> _Письменное задание 1_: Повторите без изменений строки записей: от строки с «add-panel-button[interactable] (1436, 8, 1469, 36)» до строки с «panel-cpu-system-load-1m[interactable]: i CPU», включая обе.

> _Текст для чтения_:
Для наглядности приведу начало того же «Острова Борнгольма», кстати сказать частично отразившееся в стихотворении «19 октября» (1825): «Друзья! прошло красное лето, златая осень побледнела, зелень увяла, дерева стоят без плодов и без листьев, туманное небо волнуется, как мрачное море, зимний пух сыплется на холодную землю — простимся с природою до радостного весеннего свидания, укроемся от вьюг и метелей — укроемся в тихом кабинете своем!.. Друзья! Дуб и береза пылают в камине нашем — пусть свирепствует ветер и засыпает окна белым снегом! Сядем вокруг алого огня, и будем рассказывать друг другу сказки, и повести, и всякие были». Или напомню хотя бы вот это место из знаменитой карамзинской «Бедной Лизы»: «Страшно воют ветры в стенах опустевшего монастыря, между гробов, заросших высокою травою, и в темных переходах келий. Там, опершись на развалины гробных камней, внимаю глухому стону времен, бездною минувшего поглощенных, — стону, от которого сердце мое содрогается и трепещет». Здесь Карамзин действительно «поет». И понятно, что именно Державин почуял в его прозе голос стихотворца — «глас соловьин». Только что приведенное место по самому строю речи — и лексическому и интонационному — мало чем отличается от не менее знаменитого начала державинской оды «На смерть князя Мещерского» («Глагол времен! металла звон! || Твой страшный глас меня смущает; || Зовет меня, зовет твой стон, || Зовет и к гробу приближает»), которым оно в какой- то мере и навеяно.

> _Записи набора данных_:
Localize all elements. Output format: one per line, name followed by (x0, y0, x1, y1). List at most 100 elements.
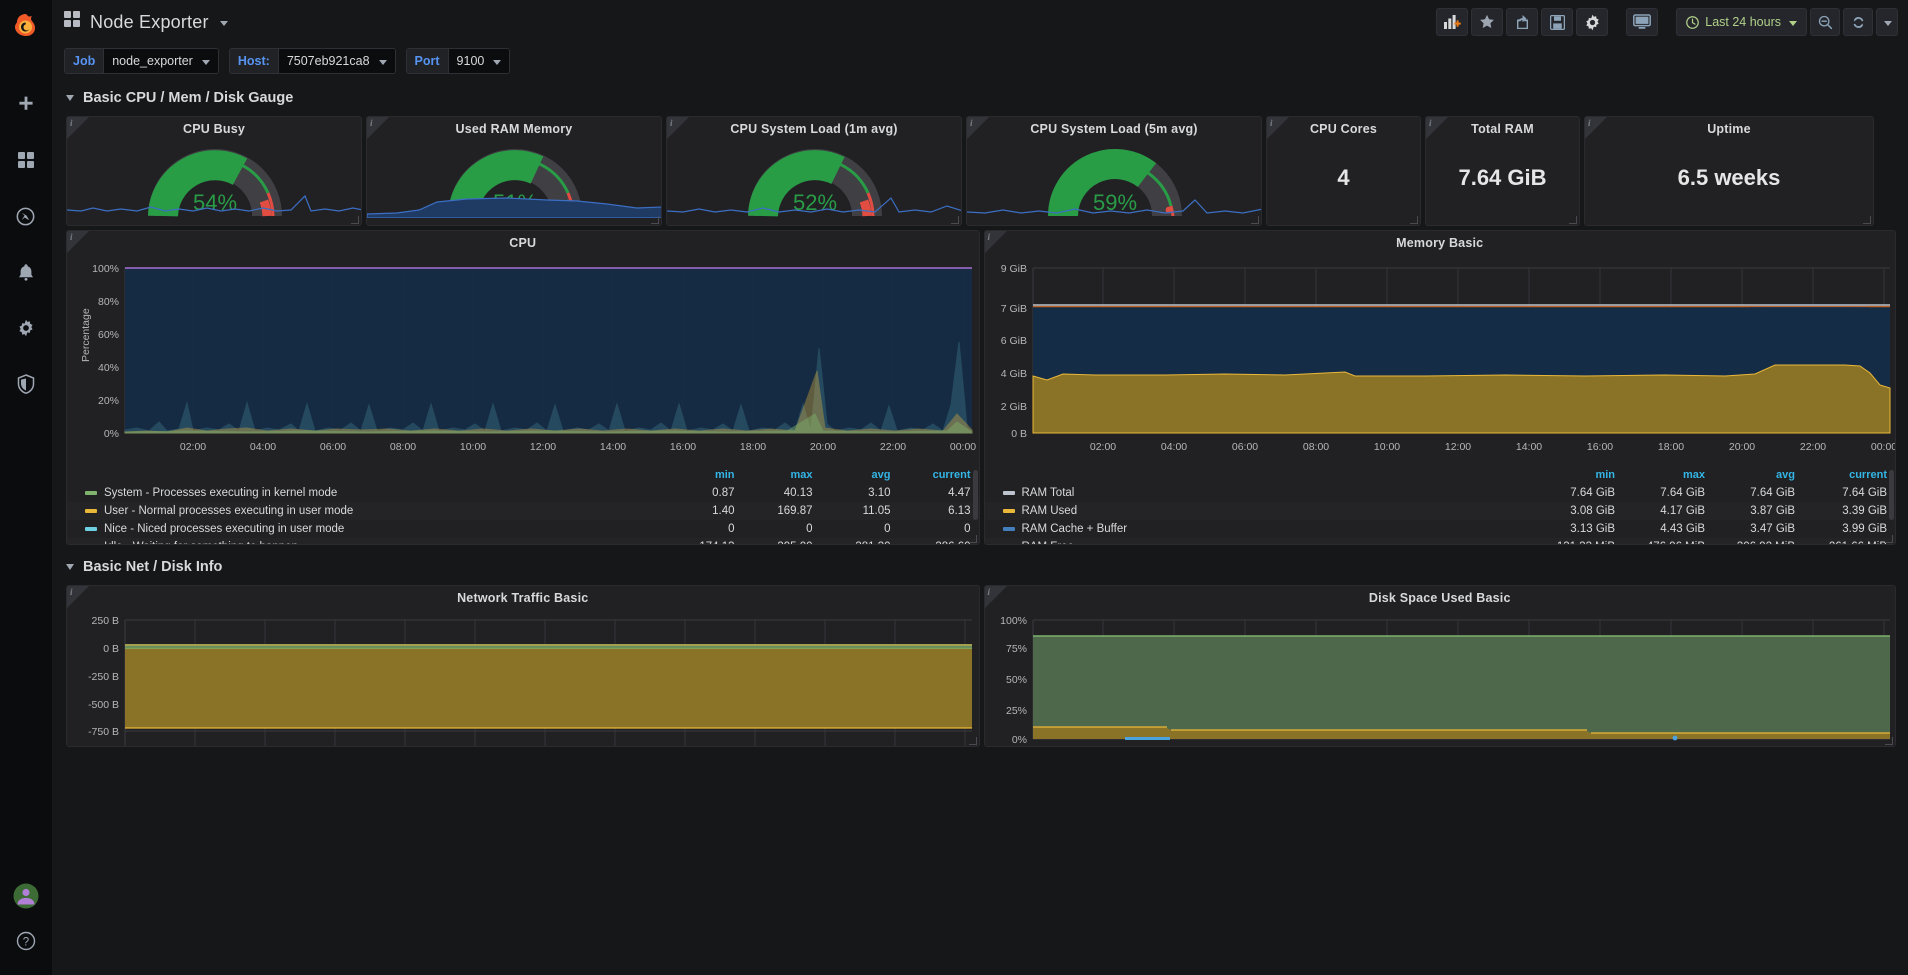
add-panel-button[interactable] (1436, 8, 1469, 36)
dashboard-settings-button[interactable] (1576, 8, 1609, 36)
panel-resize-handle[interactable] (1863, 216, 1871, 224)
panel-info-corner[interactable] (984, 586, 1007, 608)
shield-icon (17, 374, 34, 394)
variable-host-select[interactable]: 7507eb921ca8 (278, 49, 395, 73)
svg-text:22:00: 22:00 (1799, 441, 1825, 453)
kiosk-mode-button[interactable] (1626, 8, 1659, 36)
gauge-value: 54% (193, 190, 237, 215)
sidebar-item-create[interactable] (0, 82, 52, 126)
panel-resize-handle[interactable] (968, 737, 977, 745)
panel-title: Disk Space Used Basic (1368, 591, 1511, 605)
panel-disk-space-used-basic[interactable]: i Disk Space Used Basic 100% 75% 50% 25% 0… (983, 585, 1896, 747)
legend-current: 386.60 (898, 538, 979, 544)
panel-cpu-busy[interactable]: i CPU Busy 54% (66, 116, 362, 226)
panel-cpu-system-load-1m[interactable]: i CPU System Load (1m avg) 52% (666, 116, 962, 226)
legend-max: 395.00 (742, 538, 821, 544)
panel-uptime[interactable]: i Uptime 6.5 weeks (1584, 116, 1874, 226)
sidebar-item-dashboards[interactable] (0, 138, 52, 182)
panel-info-corner[interactable] (1267, 117, 1289, 139)
legend-scrollbar[interactable] (1889, 470, 1894, 520)
panel-cpu-system-load-5m[interactable]: i CPU System Load (5m avg) 59% (966, 116, 1262, 226)
dashboard-title-dropdown[interactable]: Node Exporter (60, 11, 228, 33)
row-header-basic-cpu-mem-disk-gauge[interactable]: Basic CPU / Mem / Disk Gauge (52, 86, 1908, 110)
legend-row: RAM Total 7.64 GiB 7.64 GiB 7.64 GiB 7.6… (985, 484, 1896, 502)
panel-resize-handle[interactable] (351, 216, 359, 224)
panel-info-corner[interactable] (367, 117, 389, 139)
panel-info-corner[interactable] (984, 231, 1007, 253)
legend-header-current[interactable]: current (1849, 469, 1887, 481)
y-axis-labels: 250 B0 B -250 B-500 B -750 B-1000 B (88, 615, 119, 738)
panel-network-traffic-basic[interactable]: i Network Traffic Basic 250 B 0 B -250 B -… (66, 585, 980, 747)
row-title: Basic Net / Disk Info (83, 559, 223, 575)
save-dashboard-button[interactable] (1541, 8, 1574, 36)
panel-info-corner[interactable] (667, 117, 689, 139)
svg-text:20%: 20% (98, 395, 119, 407)
legend-header-current[interactable]: current (932, 469, 971, 481)
user-avatar[interactable] (0, 873, 52, 919)
time-range-label: Last 24 hours (1705, 15, 1781, 29)
time-range-picker[interactable]: Last 24 hours (1676, 8, 1807, 36)
info-icon: i (70, 118, 73, 128)
panel-info-corner[interactable] (1585, 117, 1607, 139)
chevron-down-icon (66, 95, 74, 101)
panel-cpu-cores[interactable]: i CPU Cores 4 (1266, 116, 1421, 226)
share-icon (1517, 15, 1529, 29)
legend-header-row: min max avg current (67, 467, 979, 484)
share-dashboard-button[interactable] (1506, 8, 1539, 36)
legend-header-avg[interactable]: avg (1776, 469, 1795, 481)
panel-memory-basic-graph[interactable]: i Memory Basic 9 GiB 7 GiB 6 GiB 4 GiB 2 G… (983, 230, 1896, 545)
sidebar-item-explore[interactable] (0, 194, 52, 238)
panel-info-corner[interactable] (67, 117, 89, 139)
legend-header-max[interactable]: max (1682, 469, 1705, 481)
legend-series-name: User - Normal processes executing in use… (104, 505, 354, 517)
panel-info-corner[interactable] (967, 117, 989, 139)
variable-port-select[interactable]: 9100 (448, 49, 510, 73)
panel-resize-handle[interactable] (1885, 535, 1893, 543)
panel-total-ram[interactable]: i Total RAM 7.64 GiB (1425, 116, 1580, 226)
question-circle-icon: ? (16, 931, 35, 951)
svg-text:-750 B: -750 B (88, 726, 119, 738)
info-icon: i (70, 587, 73, 597)
info-icon: i (670, 118, 673, 128)
panel-info-corner[interactable] (1426, 117, 1448, 139)
refresh-button[interactable] (1843, 8, 1873, 36)
help-button[interactable]: ? (0, 919, 52, 963)
panel-cpu-graph[interactable]: i CPU 100% 80% 60% 40% 20% 0% Percentage (66, 230, 980, 545)
panel-resize-handle[interactable] (1251, 216, 1259, 224)
svg-text:0 B: 0 B (103, 643, 119, 655)
svg-text:12:00: 12:00 (530, 441, 556, 453)
sidebar-item-alerting[interactable] (0, 250, 52, 294)
variable-job-select[interactable]: node_exporter (104, 49, 218, 73)
variable-job-value: node_exporter (112, 54, 193, 68)
nice-series (124, 341, 973, 434)
legend-header-min[interactable]: min (714, 469, 735, 481)
svg-text:-500 B: -500 B (88, 699, 119, 711)
panel-info-corner[interactable] (67, 586, 89, 608)
panel-resize-handle[interactable] (968, 535, 977, 543)
svg-text:00:00: 00:00 (1870, 441, 1895, 453)
panel-info-corner[interactable] (67, 231, 89, 253)
panel-resize-handle[interactable] (651, 216, 659, 224)
panel-used-ram-memory[interactable]: i Used RAM Memory 51% (366, 116, 662, 226)
svg-text:12:00: 12:00 (1444, 441, 1470, 453)
variable-port-label: Port (406, 49, 449, 73)
grafana-logo-icon[interactable] (0, 0, 52, 52)
panel-resize-handle[interactable] (951, 216, 959, 224)
legend-header-avg[interactable]: avg (871, 469, 891, 481)
refresh-interval-dropdown[interactable] (1876, 8, 1898, 36)
svg-text:2 GiB: 2 GiB (1000, 401, 1026, 413)
zoom-out-button[interactable] (1810, 8, 1840, 36)
mark-favorite-button[interactable] (1471, 8, 1504, 36)
row-header-basic-net-disk-info[interactable]: Basic Net / Disk Info (66, 555, 1896, 579)
panel-resize-handle[interactable] (1569, 216, 1577, 224)
legend-current: 3.39 GiB (1803, 502, 1895, 520)
legend-header-min[interactable]: min (1595, 469, 1615, 481)
dashboard-grid-icon (64, 11, 81, 33)
sidebar-item-configuration[interactable] (0, 306, 52, 350)
panel-resize-handle[interactable] (1410, 216, 1418, 224)
row-title: Basic CPU / Mem / Disk Gauge (83, 90, 294, 106)
legend-header-max[interactable]: max (790, 469, 813, 481)
panel-resize-handle[interactable] (1885, 737, 1893, 745)
sidebar-item-server-admin[interactable] (0, 362, 52, 406)
legend-scrollbar[interactable] (972, 470, 978, 520)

> _Письменное задание 2_: Напишите, что следует дальше в тексте о прозе Карамзина, начиная сразу после его последнего предложения.

> _Результат упражнения 1_:
add-panel-button[interactable] (1436, 8, 1469, 36)
dashboard-settings-button[interactable] (1576, 8, 1609, 36)
panel-resize-handle[interactable] (1863, 216, 1871, 224)
panel-info-corner[interactable] (984, 586, 1007, 608)
shield-icon (17, 374, 34, 394)
variable-host-select[interactable]: 7507eb921ca8 (278, 49, 395, 73)
svg-text:22:00: 22:00 (1799, 441, 1825, 453)
kiosk-mode-button[interactable] (1626, 8, 1659, 36)
gauge-value: 54% (193, 190, 237, 215)
sidebar-item-create[interactable] (0, 82, 52, 126)
panel-resize-handle[interactable] (968, 737, 977, 745)
panel-title: Disk Space Used Basic (1368, 591, 1511, 605)
panel-disk-space-used-basic[interactable]: i Disk Space Used Basic 100% 75% 50% 25% 0… (983, 585, 1896, 747)
legend-current: 386.60 (898, 538, 979, 544)
panel-cpu-busy[interactable]: i CPU Busy 54% (66, 116, 362, 226)
panel-cpu-system-load-1m[interactable]: i CPU System Load (1m avg) 52% (666, 116, 962, 226)

> _Результат упражнения 2_:
И сравним с этим напевным ладом карамзинской прозы начало пушкинской «Надиньки»: «Несколько молодых людей, по большей части военных, проигрывали свое именье поляку Ясунскому, который держал маленький банк для препровождения времени и важно передергивал, подрезая карты. Тузы, тройки, разорванные короли, загнутые валеты сыпались веером — и облако стираемого мела мешалось с дымом турецкого табаку. — Неужто два часа ночи? боже мой, как мы засиделись, — сказал Виктор молодым своим товарищам. — Не пора ли оставить игру? Все бросили карты, встали изо стола, всякой, докуривая трубку, [стал] считать свой или чужой выигрыш; поспорили, согласились и разъехались. — Не хочешь ли вместе отужинать, — спросил Виктора ветреный Вельверов, — [я познакомлю тебя] с очень милой девочкой, ты будешь меня благодарить. Оба сели на дрожки и полетели по мертвым улицам Петербурга». В противоположность Карамзину, слог этого отрывка уже весьма близок простой и естественной разговорной речи. Пушкин с самого начала, с первых же литературных шагов не «поет» в своей прозе, а говорит, рассказывает и тем самым становится на принципиально новый путь, по которому в дальнейшем твердо и уверенно пойдет сам и поведет за собой последующую литературу. В самом деле, если сравнить с этим совсем еще ранним наброском зачин одного из шедевров художественной прозы Пушкина — повести «Пиковая дама», написанной четырнадцать лет спустя, в период его полной зрелости как писателя-прозаика, — легко убедиться, что этот зачин, не только по содержанию, а и по своему словесному складу, очень напоминает ранний пушкинский набросок.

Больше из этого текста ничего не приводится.